WRITTEN TASK → Go through the entries and say how many lines contain the string "Predicted". The number is the whole answer.

Items from a figure collection
--
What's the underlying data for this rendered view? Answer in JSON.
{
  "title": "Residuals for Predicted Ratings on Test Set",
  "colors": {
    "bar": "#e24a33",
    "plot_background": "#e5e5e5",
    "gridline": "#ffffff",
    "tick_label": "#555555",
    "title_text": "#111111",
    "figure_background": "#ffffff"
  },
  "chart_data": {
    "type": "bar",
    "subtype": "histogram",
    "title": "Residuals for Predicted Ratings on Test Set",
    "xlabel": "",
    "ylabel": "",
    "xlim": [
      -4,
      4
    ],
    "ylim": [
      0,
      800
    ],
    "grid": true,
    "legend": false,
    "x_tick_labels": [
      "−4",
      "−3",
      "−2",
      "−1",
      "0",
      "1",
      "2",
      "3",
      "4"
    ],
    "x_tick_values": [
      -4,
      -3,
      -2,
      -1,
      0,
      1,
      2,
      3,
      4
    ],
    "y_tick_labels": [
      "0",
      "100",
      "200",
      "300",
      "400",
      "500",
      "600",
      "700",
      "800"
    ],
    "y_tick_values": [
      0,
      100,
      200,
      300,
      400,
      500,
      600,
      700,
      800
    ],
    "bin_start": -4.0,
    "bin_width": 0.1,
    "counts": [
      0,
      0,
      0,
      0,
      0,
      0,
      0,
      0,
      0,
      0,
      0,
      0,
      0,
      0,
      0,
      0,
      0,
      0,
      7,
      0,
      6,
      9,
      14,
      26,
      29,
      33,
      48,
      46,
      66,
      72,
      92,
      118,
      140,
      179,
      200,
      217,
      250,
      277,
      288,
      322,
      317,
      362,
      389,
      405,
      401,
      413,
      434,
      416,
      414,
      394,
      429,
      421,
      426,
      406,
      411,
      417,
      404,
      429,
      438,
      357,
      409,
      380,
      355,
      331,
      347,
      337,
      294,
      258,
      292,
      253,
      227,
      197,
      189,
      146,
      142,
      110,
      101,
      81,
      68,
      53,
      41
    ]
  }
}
--
REPLY → 2